Now that’s what I call excellent

You can now download the set from The Fun Years’ great MassArt show.

It’s 31 mins / 36mb of cool sounds, the sort of thing I love listening to when I’m working or doing something else requiring creativity*. Even better than the set (in my opinion, anyway) is their CD now that’s what i call droning, vol. 4 – which doesn’t seem to be available through their site.

* a rare treat now that The Delta Factor is no more (although the good news is Cleary says he’ll notify me if he gets himself a new show-that-streams in California).

Tim Hecker: outstanding!

I dragged JMD to a nonevent at MassArt tonite: The Fun Years (some MP3s there), Geoff Mullen, and Tim Hecker. It was excellent, and I’m extremely glad I mustered the willpower to get out of the house and actually do something. JMD reported that he was glad he went, and that when his eyes were closed he was actually just listening to the music (it was too loud to drift off to, anyway).

Some… “instruments”. Needless to say, no one was in any danger of breaking a sweat.

Recorded information:
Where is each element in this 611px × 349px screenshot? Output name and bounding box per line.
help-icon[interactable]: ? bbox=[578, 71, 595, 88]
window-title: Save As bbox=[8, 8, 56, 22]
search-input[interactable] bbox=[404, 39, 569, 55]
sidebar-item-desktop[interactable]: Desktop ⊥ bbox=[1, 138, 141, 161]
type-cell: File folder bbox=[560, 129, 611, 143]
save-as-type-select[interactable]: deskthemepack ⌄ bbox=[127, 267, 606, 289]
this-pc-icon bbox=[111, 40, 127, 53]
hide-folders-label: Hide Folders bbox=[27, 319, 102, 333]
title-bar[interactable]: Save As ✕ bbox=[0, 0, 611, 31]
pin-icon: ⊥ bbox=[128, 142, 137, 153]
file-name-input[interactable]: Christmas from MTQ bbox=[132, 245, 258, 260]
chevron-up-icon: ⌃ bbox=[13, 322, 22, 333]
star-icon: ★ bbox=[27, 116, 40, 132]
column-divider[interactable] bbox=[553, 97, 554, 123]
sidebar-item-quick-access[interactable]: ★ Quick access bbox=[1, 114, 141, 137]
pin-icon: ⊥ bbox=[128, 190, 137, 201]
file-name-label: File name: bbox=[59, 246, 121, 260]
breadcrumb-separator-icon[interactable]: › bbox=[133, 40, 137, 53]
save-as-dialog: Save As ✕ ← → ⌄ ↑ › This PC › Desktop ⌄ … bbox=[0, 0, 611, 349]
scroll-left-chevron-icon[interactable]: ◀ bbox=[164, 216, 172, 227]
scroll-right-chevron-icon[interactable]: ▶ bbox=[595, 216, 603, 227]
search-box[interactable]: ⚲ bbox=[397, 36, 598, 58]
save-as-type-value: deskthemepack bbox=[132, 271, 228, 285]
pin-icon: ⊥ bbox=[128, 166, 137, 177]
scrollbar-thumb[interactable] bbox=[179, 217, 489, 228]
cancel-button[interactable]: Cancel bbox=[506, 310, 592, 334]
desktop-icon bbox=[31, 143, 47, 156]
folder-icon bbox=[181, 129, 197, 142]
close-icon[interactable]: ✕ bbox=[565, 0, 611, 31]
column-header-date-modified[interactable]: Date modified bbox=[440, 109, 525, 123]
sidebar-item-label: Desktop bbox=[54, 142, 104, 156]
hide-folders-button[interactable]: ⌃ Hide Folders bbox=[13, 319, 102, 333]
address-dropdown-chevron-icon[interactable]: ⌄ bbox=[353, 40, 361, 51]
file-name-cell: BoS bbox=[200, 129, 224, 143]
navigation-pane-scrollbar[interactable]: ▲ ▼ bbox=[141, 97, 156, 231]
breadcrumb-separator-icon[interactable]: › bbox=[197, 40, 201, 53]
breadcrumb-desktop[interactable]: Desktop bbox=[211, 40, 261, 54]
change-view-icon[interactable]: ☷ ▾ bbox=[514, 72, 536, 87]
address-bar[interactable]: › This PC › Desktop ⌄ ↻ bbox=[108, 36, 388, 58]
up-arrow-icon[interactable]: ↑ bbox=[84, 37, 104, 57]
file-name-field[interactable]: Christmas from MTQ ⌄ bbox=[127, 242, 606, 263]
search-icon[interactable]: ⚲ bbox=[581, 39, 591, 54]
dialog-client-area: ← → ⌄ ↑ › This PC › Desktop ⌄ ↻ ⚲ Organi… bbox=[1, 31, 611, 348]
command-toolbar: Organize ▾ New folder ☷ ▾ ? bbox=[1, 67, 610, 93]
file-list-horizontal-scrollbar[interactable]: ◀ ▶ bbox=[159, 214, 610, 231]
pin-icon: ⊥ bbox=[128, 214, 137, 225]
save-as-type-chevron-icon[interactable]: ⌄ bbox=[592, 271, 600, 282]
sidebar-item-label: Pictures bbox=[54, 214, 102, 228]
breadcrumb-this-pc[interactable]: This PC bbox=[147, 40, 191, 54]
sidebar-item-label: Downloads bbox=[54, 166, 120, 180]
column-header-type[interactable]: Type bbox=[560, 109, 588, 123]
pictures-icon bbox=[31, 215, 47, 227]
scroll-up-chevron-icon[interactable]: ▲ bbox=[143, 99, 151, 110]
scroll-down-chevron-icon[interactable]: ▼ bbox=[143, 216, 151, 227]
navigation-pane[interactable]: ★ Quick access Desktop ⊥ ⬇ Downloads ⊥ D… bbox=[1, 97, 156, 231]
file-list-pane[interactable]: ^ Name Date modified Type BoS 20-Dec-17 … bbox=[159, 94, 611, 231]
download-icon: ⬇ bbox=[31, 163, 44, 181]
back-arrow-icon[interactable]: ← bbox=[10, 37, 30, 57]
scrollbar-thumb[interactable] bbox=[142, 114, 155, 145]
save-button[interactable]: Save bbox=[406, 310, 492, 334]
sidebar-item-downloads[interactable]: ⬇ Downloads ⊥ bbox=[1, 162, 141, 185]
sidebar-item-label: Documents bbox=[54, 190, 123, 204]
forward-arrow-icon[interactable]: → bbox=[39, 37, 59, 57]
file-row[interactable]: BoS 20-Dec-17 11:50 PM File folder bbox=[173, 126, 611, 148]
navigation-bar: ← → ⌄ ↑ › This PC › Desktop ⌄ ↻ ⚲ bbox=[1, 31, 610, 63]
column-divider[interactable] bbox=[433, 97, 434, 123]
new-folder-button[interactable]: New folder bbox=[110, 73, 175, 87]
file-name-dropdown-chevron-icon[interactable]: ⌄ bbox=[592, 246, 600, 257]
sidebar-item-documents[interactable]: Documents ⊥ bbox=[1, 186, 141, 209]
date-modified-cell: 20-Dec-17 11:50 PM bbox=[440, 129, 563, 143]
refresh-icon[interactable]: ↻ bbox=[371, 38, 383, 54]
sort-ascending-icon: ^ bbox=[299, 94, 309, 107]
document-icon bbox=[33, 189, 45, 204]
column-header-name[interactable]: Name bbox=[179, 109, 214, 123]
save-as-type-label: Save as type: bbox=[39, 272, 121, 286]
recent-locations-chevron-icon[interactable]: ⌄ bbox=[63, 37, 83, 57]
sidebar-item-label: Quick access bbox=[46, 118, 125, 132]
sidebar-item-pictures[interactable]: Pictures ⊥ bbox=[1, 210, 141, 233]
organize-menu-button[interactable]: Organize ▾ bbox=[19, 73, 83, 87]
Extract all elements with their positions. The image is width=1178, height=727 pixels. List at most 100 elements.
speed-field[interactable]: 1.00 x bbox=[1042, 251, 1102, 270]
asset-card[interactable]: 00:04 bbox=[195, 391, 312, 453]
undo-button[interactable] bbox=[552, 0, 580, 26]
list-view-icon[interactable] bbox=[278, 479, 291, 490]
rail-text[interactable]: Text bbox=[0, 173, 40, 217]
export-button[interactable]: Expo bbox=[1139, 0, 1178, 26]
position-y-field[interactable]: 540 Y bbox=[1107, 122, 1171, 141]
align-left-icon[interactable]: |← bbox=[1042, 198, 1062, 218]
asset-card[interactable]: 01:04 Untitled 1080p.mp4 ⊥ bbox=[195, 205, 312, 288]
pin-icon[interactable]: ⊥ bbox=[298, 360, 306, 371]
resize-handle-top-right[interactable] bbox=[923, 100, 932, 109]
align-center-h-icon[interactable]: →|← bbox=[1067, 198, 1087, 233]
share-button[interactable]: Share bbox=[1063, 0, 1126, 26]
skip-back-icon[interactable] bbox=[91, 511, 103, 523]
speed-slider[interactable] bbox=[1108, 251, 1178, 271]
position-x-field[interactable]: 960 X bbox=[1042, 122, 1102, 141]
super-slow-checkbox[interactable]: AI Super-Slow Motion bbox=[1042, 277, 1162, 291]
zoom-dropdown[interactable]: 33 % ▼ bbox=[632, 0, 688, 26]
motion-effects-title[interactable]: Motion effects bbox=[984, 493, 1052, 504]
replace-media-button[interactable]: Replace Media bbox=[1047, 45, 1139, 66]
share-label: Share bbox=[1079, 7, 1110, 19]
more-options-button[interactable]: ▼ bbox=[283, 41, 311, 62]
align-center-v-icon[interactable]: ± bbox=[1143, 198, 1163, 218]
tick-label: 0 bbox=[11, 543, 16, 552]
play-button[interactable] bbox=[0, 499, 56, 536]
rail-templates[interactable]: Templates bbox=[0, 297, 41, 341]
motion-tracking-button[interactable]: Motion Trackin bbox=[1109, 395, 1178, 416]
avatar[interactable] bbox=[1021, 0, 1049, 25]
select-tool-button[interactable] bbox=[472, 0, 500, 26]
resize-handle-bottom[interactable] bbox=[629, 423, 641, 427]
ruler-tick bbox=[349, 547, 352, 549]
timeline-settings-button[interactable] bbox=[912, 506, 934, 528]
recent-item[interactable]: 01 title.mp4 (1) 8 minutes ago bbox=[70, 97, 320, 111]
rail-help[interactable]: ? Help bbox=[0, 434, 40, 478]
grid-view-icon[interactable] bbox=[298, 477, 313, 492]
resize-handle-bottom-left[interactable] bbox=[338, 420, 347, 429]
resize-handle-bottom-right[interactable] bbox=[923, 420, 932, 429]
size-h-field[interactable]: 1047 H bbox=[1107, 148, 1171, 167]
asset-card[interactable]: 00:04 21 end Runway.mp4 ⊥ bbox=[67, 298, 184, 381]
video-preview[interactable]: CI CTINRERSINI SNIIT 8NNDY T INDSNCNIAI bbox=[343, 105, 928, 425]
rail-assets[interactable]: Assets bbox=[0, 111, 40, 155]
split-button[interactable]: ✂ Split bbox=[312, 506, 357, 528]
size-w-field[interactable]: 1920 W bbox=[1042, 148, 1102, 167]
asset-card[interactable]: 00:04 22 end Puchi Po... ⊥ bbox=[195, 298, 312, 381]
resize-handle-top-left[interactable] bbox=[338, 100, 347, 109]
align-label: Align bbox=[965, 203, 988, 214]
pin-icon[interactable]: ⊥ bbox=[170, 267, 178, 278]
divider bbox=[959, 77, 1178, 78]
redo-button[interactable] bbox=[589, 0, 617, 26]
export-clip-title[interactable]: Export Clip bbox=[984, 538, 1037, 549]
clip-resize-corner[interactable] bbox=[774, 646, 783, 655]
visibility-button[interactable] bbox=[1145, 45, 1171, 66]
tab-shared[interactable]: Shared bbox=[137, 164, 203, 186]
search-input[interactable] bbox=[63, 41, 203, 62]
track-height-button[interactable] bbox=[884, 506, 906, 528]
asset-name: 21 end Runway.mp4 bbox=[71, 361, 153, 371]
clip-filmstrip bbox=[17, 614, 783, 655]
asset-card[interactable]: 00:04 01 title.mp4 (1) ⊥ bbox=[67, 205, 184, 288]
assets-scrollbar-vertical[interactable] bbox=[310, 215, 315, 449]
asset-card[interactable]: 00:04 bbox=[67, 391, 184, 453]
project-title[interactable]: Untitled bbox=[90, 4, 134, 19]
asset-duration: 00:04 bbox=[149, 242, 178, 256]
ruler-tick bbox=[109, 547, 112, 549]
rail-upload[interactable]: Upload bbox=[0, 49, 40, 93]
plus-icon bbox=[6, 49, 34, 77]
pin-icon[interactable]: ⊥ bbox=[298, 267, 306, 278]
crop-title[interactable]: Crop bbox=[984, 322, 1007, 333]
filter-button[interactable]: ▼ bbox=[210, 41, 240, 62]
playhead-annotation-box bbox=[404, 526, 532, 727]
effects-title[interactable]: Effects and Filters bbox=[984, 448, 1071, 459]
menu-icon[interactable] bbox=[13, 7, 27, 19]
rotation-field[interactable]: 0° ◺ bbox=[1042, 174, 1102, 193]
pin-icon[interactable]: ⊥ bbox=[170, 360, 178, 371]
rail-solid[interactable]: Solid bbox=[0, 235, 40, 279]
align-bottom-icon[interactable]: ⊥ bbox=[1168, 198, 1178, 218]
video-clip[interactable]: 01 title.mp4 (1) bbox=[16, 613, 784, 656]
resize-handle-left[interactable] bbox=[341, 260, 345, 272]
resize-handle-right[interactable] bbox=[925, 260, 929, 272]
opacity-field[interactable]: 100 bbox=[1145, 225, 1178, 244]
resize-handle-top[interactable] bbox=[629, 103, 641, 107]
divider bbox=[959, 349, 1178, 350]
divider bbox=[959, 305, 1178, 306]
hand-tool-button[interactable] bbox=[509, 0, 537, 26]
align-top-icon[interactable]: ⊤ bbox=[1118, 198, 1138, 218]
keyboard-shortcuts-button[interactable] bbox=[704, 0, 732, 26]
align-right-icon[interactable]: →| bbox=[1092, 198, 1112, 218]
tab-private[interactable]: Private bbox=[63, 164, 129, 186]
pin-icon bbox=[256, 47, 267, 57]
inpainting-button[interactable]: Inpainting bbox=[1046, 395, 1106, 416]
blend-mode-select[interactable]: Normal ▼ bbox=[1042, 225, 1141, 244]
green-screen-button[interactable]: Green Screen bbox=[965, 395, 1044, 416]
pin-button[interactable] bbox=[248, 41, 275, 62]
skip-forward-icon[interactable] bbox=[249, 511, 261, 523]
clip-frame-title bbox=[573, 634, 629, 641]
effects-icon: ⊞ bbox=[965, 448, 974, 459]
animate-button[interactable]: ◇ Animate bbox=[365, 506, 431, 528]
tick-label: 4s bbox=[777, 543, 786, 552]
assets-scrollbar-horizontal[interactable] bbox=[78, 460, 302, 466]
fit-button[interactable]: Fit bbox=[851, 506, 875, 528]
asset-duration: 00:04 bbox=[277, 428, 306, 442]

Task to carry out:
Please list every act that played at the MassArt event described in the excerpt. Work only from the excerpt, not the data.

Final answer:
The Fun Years
Geoff Mullen
Tim Hecker